> **Page extract**
** Begin **

Cahokian culture spread across eastern North America 1,000 years ago in an early example of diaspora
By Jayur Mehta, Florida State University
An expansive city flourished almost a thousand years ago in the bottomlands of the Mississippi River across the water from where St. Louis, Missouri stands today. It was one of the greatest pre-Columbian cities constructed north of the Aztec city of Tenochititlan, at present-day Mexico City.
The people who lived in this now largely forgotten city were part of a monument-building, corn-farming culture. No one knows what its inhabitants named this place, but today archaeologists call the city Cahokia.
Excavations show it was home to thousands of families. The city held hundreds of earthen mounds that supported council houses, homes for social elites, tombs for powerful leaders and reminders of lunar alignments. In addition, archaeologists have discovered a Woodhenge at Cahokia – a circular celestial observatory made of large wooden posts.
Archaeologists call the pre-Columbian societies that lived in the Mississippi River Valley region “Mississippian cultures.” These people stretched as far west as Oklahoma, north to Wisconsin, south to Mississippi and Louisiana, and east to Florida and North Carolina. Though broadly similar, it’s unlikely these people thought of themselves as a unified political body.
A complex question in American archaeology hinges on how these cultures arose and the ways in which they shared ideas, goods and people.
Did the Cahokians create Mississippian culture as they moved outward from their homeland, bringing their artifacts and ideas with them? Or did Cahokians spread across the Midwest and Southeast, meeting new communities and sharing ideas along the way, eventually helping form Mississippian culture through a kind of melting-pot process? Recently, my colleagues Sarah Baires, Melissa Baltus and Elizabeth Watts Malouchos and I have contributed to new research investigating what it meant to be a Cahokian and Mississippian.
Striking out from Cahokia
Like cities today, Cahokia was a diverse place inhabited by groups of people with different histories, diverging values and varying ideas. So when people left the city, they likely had a variety of reasons.
Early in Cahokia’s history, movements into and out of the city may have been tied to religious gatherings while later migrations out of the city may have been related to political change. While there is some evidence for conflict and potential for drought in the region, archaeologists have no conclusive evidence that those were the ultimate causes for people leaving the city. After all, some people continued to live there.
Whatever their motives, as Cahokian citizens spread out from St. Louis and migrated throughout the woodlands east of the Mississippi River, they carried their culture with them. Sometimes these were unique artifacts, like particular ceramics typical of their region. But they also brought with them specific cultural constructs, like their beliefs in the ordering of the cosmos and relationships between the upper and lower worlds.

** End **

> **Task prompt**
What does the article on Cahokian culture say the Woodhenge at Cahokia was?

[Boxed element entries]
** Begin **

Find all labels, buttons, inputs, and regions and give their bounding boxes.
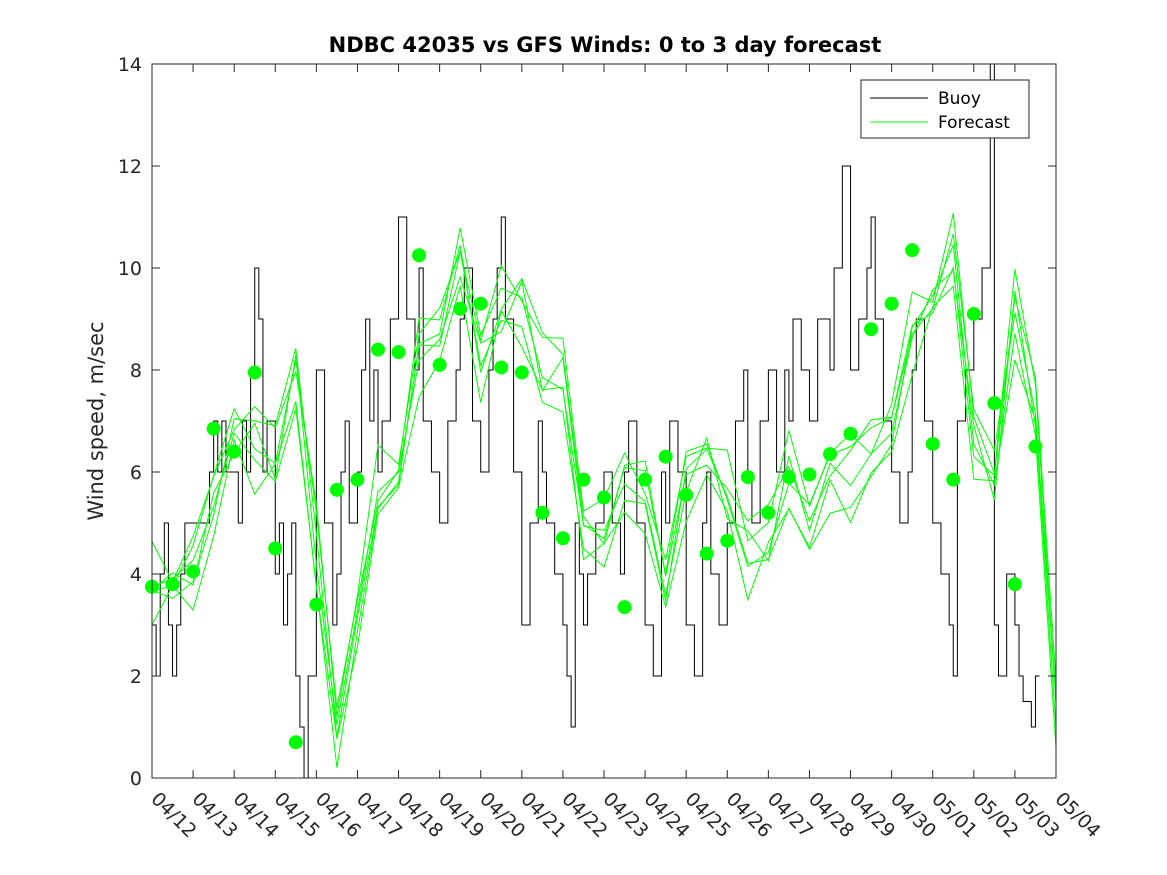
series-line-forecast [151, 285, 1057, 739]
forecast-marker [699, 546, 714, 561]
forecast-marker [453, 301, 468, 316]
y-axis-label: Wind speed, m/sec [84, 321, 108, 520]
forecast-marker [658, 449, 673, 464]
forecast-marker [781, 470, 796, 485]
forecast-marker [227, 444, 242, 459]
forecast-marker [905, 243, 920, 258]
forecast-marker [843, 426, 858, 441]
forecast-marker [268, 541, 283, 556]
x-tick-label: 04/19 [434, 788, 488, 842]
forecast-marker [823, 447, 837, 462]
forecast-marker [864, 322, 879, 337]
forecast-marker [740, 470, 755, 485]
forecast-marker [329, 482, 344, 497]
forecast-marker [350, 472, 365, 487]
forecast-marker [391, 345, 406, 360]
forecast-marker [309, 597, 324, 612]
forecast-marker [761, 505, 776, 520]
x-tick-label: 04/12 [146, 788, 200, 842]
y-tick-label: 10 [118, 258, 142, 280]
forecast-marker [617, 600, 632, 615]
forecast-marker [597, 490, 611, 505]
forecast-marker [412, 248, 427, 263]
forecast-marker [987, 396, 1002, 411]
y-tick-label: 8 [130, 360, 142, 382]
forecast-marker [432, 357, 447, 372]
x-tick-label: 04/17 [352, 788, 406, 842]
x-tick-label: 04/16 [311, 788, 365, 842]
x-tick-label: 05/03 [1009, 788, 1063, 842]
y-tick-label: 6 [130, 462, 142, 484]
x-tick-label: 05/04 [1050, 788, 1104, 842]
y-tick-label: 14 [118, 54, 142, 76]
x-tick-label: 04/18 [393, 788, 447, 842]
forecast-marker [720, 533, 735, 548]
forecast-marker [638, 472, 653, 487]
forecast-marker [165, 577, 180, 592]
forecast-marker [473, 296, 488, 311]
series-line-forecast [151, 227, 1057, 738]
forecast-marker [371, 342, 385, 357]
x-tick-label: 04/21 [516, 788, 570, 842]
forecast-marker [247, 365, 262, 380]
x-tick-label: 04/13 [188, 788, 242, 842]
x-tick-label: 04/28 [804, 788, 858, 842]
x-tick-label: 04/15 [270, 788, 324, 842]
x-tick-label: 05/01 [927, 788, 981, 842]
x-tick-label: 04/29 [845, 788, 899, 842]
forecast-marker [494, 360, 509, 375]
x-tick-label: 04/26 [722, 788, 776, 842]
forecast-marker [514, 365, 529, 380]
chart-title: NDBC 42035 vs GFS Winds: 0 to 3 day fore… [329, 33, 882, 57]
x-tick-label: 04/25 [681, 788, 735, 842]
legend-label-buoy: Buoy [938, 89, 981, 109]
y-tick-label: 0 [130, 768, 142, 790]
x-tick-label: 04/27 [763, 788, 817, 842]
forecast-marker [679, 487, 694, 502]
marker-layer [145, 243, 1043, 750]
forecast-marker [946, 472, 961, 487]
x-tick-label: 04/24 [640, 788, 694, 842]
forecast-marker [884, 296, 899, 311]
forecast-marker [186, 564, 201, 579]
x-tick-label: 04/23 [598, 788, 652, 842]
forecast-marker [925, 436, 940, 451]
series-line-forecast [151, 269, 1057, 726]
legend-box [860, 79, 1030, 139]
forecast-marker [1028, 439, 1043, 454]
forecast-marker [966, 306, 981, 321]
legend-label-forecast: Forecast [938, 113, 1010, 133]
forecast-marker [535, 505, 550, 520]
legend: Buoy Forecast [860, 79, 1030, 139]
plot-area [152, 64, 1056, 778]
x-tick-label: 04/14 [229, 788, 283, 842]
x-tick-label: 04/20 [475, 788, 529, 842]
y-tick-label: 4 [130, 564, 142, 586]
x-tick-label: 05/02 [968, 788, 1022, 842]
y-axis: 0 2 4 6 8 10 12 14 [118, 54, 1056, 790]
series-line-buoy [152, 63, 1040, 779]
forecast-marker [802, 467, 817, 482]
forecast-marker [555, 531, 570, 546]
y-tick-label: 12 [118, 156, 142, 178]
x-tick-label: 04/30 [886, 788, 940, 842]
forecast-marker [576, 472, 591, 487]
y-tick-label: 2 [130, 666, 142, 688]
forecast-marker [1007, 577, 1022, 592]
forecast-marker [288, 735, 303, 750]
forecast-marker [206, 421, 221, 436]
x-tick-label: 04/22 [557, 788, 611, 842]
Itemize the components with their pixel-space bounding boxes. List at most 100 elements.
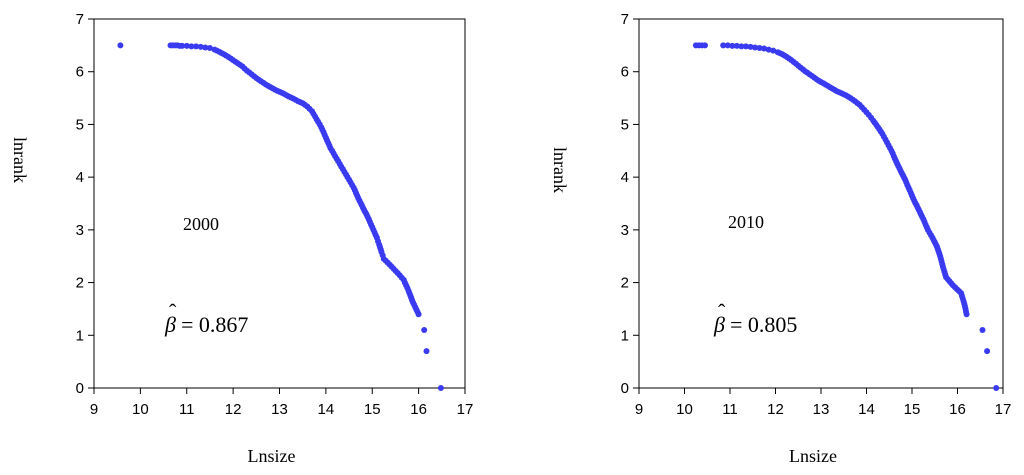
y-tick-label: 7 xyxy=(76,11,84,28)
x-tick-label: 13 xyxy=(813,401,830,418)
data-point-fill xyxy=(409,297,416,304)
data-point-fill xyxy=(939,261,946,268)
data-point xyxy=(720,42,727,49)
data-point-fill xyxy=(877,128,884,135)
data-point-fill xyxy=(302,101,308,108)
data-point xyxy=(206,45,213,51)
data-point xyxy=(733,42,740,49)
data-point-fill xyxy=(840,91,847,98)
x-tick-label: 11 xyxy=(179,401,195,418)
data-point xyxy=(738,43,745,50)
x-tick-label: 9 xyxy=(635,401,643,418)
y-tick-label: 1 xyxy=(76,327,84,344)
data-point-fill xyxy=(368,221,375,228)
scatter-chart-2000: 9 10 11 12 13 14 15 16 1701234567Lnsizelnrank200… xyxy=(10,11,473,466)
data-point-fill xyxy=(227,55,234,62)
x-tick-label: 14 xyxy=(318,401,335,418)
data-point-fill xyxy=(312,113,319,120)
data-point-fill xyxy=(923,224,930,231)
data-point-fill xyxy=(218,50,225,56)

** End **

> **Written response**
A circular celestial observatory made of large wooden posts.